Task goal. Isolate every line in the data with the string "flip" and copy it.

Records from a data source
::::::::
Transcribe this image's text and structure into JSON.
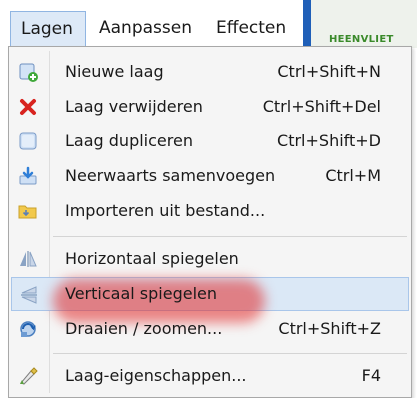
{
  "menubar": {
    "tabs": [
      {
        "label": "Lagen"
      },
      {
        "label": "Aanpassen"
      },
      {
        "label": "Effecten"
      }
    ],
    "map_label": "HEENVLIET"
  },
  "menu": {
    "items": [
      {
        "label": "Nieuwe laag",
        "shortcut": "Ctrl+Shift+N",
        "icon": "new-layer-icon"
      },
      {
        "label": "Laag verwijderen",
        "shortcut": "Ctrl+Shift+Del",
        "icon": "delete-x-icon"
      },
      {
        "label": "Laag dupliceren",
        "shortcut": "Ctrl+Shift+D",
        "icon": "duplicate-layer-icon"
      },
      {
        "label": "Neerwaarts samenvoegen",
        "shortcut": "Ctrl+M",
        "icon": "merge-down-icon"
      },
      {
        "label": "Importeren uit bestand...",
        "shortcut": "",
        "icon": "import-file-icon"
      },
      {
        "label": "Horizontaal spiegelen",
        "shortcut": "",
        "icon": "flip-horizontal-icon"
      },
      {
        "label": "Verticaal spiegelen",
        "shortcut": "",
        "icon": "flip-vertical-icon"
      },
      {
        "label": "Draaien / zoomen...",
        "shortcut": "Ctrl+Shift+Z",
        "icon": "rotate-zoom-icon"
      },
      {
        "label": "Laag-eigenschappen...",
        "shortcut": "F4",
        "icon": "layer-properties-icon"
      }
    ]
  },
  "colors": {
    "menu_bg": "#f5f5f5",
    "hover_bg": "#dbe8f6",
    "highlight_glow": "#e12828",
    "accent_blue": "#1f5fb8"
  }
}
::::::::
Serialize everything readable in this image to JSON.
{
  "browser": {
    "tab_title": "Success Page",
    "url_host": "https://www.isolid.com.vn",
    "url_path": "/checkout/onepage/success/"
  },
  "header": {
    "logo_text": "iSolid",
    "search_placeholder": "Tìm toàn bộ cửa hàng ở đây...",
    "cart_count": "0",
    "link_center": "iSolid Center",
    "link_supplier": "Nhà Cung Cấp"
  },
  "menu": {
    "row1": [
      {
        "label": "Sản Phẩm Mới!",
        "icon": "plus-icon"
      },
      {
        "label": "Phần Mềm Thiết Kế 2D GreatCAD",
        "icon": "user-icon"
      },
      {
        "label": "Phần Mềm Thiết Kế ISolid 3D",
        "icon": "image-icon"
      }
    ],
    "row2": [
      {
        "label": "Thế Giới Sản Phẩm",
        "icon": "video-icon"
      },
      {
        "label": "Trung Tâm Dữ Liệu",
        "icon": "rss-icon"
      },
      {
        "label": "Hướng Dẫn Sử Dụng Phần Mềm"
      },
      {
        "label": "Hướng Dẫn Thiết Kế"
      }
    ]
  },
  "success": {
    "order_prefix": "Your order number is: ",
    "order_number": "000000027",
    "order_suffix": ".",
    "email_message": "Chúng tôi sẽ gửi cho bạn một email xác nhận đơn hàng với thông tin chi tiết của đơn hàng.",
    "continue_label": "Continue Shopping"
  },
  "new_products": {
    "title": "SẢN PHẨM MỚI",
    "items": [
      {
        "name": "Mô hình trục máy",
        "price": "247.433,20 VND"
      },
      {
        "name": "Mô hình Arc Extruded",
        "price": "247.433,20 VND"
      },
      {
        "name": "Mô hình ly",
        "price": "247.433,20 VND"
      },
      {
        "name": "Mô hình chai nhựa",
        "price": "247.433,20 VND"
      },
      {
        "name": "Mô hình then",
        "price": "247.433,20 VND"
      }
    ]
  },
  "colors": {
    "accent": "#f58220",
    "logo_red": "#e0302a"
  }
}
::::::::
Solution for this exercise.
        "icon": "flip-horizontal-icon"
        "icon": "flip-vertical-icon"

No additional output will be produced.